┌─ Stored records
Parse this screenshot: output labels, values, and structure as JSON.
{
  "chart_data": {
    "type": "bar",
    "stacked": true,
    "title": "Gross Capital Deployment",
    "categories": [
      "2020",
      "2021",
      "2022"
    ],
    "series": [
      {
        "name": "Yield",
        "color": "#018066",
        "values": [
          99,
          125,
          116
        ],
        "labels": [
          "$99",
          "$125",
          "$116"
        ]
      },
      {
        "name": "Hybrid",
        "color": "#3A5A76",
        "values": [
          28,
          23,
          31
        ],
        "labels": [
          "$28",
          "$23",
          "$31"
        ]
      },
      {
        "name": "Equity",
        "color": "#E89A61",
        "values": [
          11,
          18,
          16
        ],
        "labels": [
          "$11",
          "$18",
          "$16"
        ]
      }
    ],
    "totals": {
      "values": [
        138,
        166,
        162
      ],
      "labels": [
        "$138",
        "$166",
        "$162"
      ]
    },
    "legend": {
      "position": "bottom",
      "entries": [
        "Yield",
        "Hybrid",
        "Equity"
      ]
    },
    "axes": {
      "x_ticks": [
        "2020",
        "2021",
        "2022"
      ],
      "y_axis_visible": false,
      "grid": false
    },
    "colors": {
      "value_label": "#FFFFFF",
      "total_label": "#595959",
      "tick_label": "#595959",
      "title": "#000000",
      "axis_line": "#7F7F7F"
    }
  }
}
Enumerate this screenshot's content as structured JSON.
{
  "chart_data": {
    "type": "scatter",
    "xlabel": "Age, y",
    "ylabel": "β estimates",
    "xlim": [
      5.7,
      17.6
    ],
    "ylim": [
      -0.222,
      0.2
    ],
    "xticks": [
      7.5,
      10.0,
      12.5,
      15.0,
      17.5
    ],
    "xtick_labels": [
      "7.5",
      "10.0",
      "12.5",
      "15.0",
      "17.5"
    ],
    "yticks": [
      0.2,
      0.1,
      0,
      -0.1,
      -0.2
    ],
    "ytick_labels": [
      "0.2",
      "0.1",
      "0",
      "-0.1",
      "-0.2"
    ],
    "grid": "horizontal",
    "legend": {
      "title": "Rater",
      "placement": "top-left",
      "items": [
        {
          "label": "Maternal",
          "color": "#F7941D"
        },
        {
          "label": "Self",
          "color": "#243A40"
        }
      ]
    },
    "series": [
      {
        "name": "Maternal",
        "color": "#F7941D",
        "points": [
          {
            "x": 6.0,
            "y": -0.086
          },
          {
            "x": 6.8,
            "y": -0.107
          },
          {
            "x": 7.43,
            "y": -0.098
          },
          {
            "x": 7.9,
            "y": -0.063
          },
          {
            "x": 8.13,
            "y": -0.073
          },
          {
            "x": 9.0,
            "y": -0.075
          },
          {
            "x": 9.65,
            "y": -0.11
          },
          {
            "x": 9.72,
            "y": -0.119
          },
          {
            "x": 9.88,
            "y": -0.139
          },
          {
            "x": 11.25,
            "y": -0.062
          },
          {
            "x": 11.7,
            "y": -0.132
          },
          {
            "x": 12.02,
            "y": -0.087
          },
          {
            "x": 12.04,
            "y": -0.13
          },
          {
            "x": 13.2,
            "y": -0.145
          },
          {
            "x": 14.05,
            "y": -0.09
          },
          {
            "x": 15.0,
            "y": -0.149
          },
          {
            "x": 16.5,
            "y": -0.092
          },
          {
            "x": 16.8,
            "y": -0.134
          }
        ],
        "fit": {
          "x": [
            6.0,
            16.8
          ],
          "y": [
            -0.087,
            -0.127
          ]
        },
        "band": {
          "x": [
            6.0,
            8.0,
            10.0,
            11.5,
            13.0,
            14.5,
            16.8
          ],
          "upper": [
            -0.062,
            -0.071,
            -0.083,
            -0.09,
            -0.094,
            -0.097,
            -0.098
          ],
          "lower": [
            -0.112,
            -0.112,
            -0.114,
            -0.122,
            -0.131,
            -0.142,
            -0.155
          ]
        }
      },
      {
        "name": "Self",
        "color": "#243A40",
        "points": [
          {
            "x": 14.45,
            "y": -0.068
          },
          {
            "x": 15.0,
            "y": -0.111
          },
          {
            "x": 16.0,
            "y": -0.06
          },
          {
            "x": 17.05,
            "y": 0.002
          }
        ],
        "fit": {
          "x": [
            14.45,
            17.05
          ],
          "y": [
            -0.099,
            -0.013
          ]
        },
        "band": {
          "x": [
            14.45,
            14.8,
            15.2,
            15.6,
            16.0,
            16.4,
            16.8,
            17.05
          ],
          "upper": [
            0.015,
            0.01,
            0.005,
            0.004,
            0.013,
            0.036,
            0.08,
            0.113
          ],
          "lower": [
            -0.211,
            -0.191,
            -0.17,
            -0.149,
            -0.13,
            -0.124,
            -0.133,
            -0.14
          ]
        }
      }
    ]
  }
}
└─
Print the records above exactly as they appear.

[Solution to the problem]:
Parse this screenshot: output labels, values, and structure as JSON.
{
  "chart_data": {
    "type": "bar",
    "stacked": true,
    "title": "Gross Capital Deployment",
    "categories": [
      "2020",
      "2021",
      "2022"
    ],
    "series": [
      {
        "name": "Yield",
        "color": "#018066",
        "values": [
          99,
          125,
          116
        ],
        "labels": [
          "$99",
          "$125",
          "$116"
        ]
      },
      {
        "name": "Hybrid",
        "color": "#3A5A76",
        "values": [
          28,
          23,
          31
        ],
        "labels": [
          "$28",
          "$23",
          "$31"
        ]
      },
      {
        "name": "Equity",
        "color": "#E89A61",
        "values": [
          11,
          18,
          16
        ],
        "labels": [
          "$11",
          "$18",
          "$16"
        ]
      }
    ],
    "totals": {
      "values": [
        138,
        166,
        162
      ],
      "labels": [
        "$138",
        "$166",
        "$162"
      ]
    },
    "legend": {
      "position": "bottom",
      "entries": [
        "Yield",
        "Hybrid",
        "Equity"
      ]
    },
    "axes": {
      "x_ticks": [
        "2020",
        "2021",
        "2022"
      ],
      "y_axis_visible": false,
      "grid": false
    },
    "colors": {
      "value_label": "#FFFFFF",
      "total_label": "#595959",
      "tick_label": "#595959",
      "title": "#000000",
      "axis_line": "#7F7F7F"
    }
  }
}
Enumerate this screenshot's content as structured JSON.
{
  "chart_data": {
    "type": "scatter",
    "xlabel": "Age, y",
    "ylabel": "β estimates",
    "xlim": [
      5.7,
      17.6
    ],
    "ylim": [
      -0.222,
      0.2
    ],
    "xticks": [
      7.5,
      10.0,
      12.5,
      15.0,
      17.5
    ],
    "xtick_labels": [
      "7.5",
      "10.0",
      "12.5",
      "15.0",
      "17.5"
    ],
    "yticks": [
      0.2,
      0.1,
      0,
      -0.1,
      -0.2
    ],
    "ytick_labels": [
      "0.2",
      "0.1",
      "0",
      "-0.1",
      "-0.2"
    ],
    "grid": "horizontal",
    "legend": {
      "title": "Rater",
      "placement": "top-left",
      "items": [
        {
          "label": "Maternal",
          "color": "#F7941D"
        },
        {
          "label": "Self",
          "color": "#243A40"
        }
      ]
    },
    "series": [
      {
        "name": "Maternal",
        "color": "#F7941D",
        "points": [
          {
            "x": 6.0,
            "y": -0.086
          },
          {
            "x": 6.8,
            "y": -0.107
          },
          {
            "x": 7.43,
            "y": -0.098
          },
          {
            "x": 7.9,
            "y": -0.063
          },
          {
            "x": 8.13,
            "y": -0.073
          },
          {
            "x": 9.0,
            "y": -0.075
          },
          {
            "x": 9.65,
            "y": -0.11
          },
          {
            "x": 9.72,
            "y": -0.119
          },
          {
            "x": 9.88,
            "y": -0.139
          },
          {
            "x": 11.25,
            "y": -0.062
          },
          {
            "x": 11.7,
            "y": -0.132
          },
          {
            "x": 12.02,
            "y": -0.087
          },
          {
            "x": 12.04,
            "y": -0.13
          },
          {
            "x": 13.2,
            "y": -0.145
          },
          {
            "x": 14.05,
            "y": -0.09
          },
          {
            "x": 15.0,
            "y": -0.149
          },
          {
            "x": 16.5,
            "y": -0.092
          },
          {
            "x": 16.8,
            "y": -0.134
          }
        ],
        "fit": {
          "x": [
            6.0,
            16.8
          ],
          "y": [
            -0.087,
            -0.127
          ]
        },
        "band": {
          "x": [
            6.0,
            8.0,
            10.0,
            11.5,
            13.0,
            14.5,
            16.8
          ],
          "upper": [
            -0.062,
            -0.071,
            -0.083,
            -0.09,
            -0.094,
            -0.097,
            -0.098
          ],
          "lower": [
            -0.112,
            -0.112,
            -0.114,
            -0.122,
            -0.131,
            -0.142,
            -0.155
          ]
        }
      },
      {
        "name": "Self",
        "color": "#243A40",
        "points": [
          {
            "x": 14.45,
            "y": -0.068
          },
          {
            "x": 15.0,
            "y": -0.111
          },
          {
            "x": 16.0,
            "y": -0.06
          },
          {
            "x": 17.05,
            "y": 0.002
          }
        ],
        "fit": {
          "x": [
            14.45,
            17.05
          ],
          "y": [
            -0.099,
            -0.013
          ]
        },
        "band": {
          "x": [
            14.45,
            14.8,
            15.2,
            15.6,
            16.0,
            16.4,
            16.8,
            17.05
          ],
          "upper": [
            0.015,
            0.01,
            0.005,
            0.004,
            0.013,
            0.036,
            0.08,
            0.113
          ],
          "lower": [
            -0.211,
            -0.191,
            -0.17,
            -0.149,
            -0.13,
            -0.124,
            -0.133,
            -0.14
          ]
        }
      }
    ]
  }
}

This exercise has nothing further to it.